The hooded figure waltzes leisurely through the front door of the alehouse, longbow hoisted around his shoulder, and walks silently but noticably at the bar and sits down on the stool, hands clasped together and arms on the bar.
"Wine." He calls out in a tenor set voice. His tan chin, lips, and tip of his nose being the only visible identity of the individual with the hood covering his eyes.
Well this just happens to be my favourite night of the year, despite being the last one. So a good a time as any to drink and be merry. Especially on ill-gotten dragon horde.
So body shots of whiskey of the ages off a dryad of the cloudpeaks for everyone!
*dressed in a simple, but vividly (and awfully, truth be told) coloured robes, a human male emerged in mid-air, right next to the bar. Unfortunately for him, he positioned horizontally, hit the bar with his head and plummeted toward the floor, landing with a nasty cracking sound.*
Blasted... surge.. *grumbling unintelligibly for a moment* This is getting irritating.

▸ Data section:

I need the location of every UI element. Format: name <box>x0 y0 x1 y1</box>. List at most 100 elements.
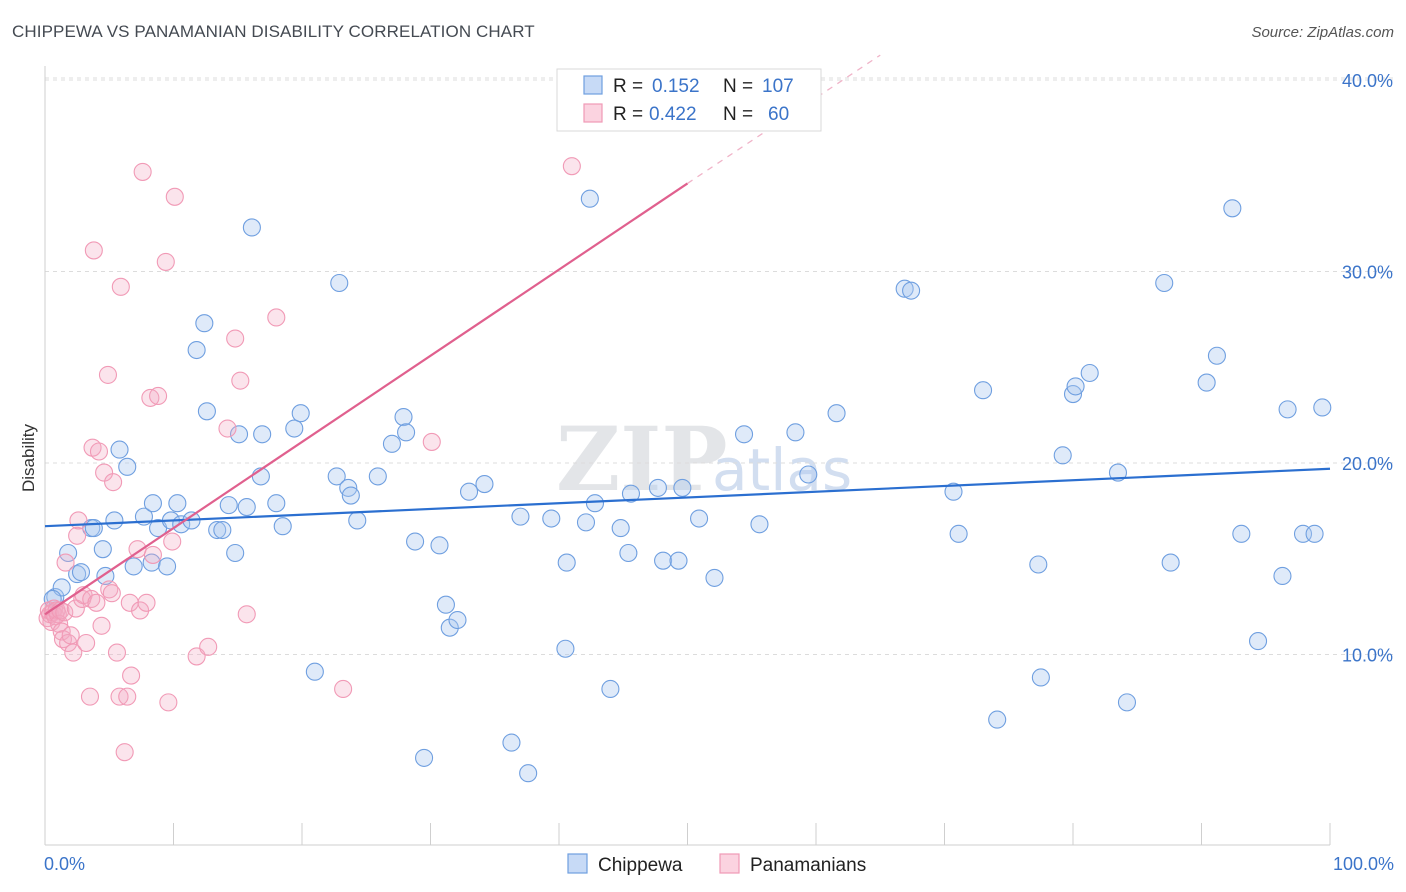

▸ Given task 1:
Please reproduce everything in the alehouse scene from "The hooded figure" down to "ill-gotten dragon horde.".
▸ Given task 2:
Continue the alehouse scene, starting after its last line.

▸ Reply 1:
The hooded figure waltzes leisurely through the front door of the alehouse, longbow hoisted around his shoulder, and walks silently but noticably at the bar and sits down on the stool, hands clasped together and arms on the bar.
"Wine." He calls out in a tenor set voice. His tan chin, lips, and tip of his nose being the only visible identity of the individual with the hood covering his eyes.
Well this just happens to be my favourite night of the year, despite being the last one. So a good a time as any to drink and be merry. Especially on ill-gotten dragon horde.

▸ Reply 2:
*stood up clumsily and shook his head. The remaining hair fell off, leaving a smoking, ashy head almost completely bald*
Walks in, takes her place at the head of the common room, with an Irish harp. Raising her fingers to the strings, she plays and begins to sing. http://www.youtube.com/watch?v=O72sG4iRnqw
*shakes his head* Oh, now that is just terrific! First I get shunned from my destination inside some random tavern, then I see a single lady singing a whole choir all at once! Wonderful indeed, I'm just eager to hear talking swords and such. Where's that free whiskey?! Why are you looking at me like that?
*Hums merrily to herself, pouring some of @LadyRhian's special wine for Reximmortalisdraco*
*Scowls @Latronis_Prime and then starts giving everyone in the house their free shot of whiskey. Giving 2 to @Antagonist for waiting so long, but none to @booinyoureyes. I checked his hamster card and he isn't old enough yet by giant space hamster standards*
How long have I been running this establishment boo? Since the first post here, I've been involved with Alaundo's Alehouse though since the 3rd or 4th Alehouse back on the old gamefaqs forums..........so geez I think over 10 years. My my my what a long road its been.
*Points her greatsword at the fireplace and watch's the fire increase in size but not in heat, a pleasant gentle roar for the songs and stories of the fine alehouse.
Ah yes, some whiskey to brighten my day. I don't suppose you, *coughs* common people, know of such things, but in Waterdeep the noble and most highly distinguished personalities had developed a... technique, that allows you to better understand the taste and flavor of your drink. Now let me show you...
*started to slurp his whiskey with a rather annoying sound, making a couple different faces to show the subsequent stages of discovering his whiskey's bouquet*
Ah the illustrious alehouse history, let me see if i can reconcile its origins with other major milestones in my mind.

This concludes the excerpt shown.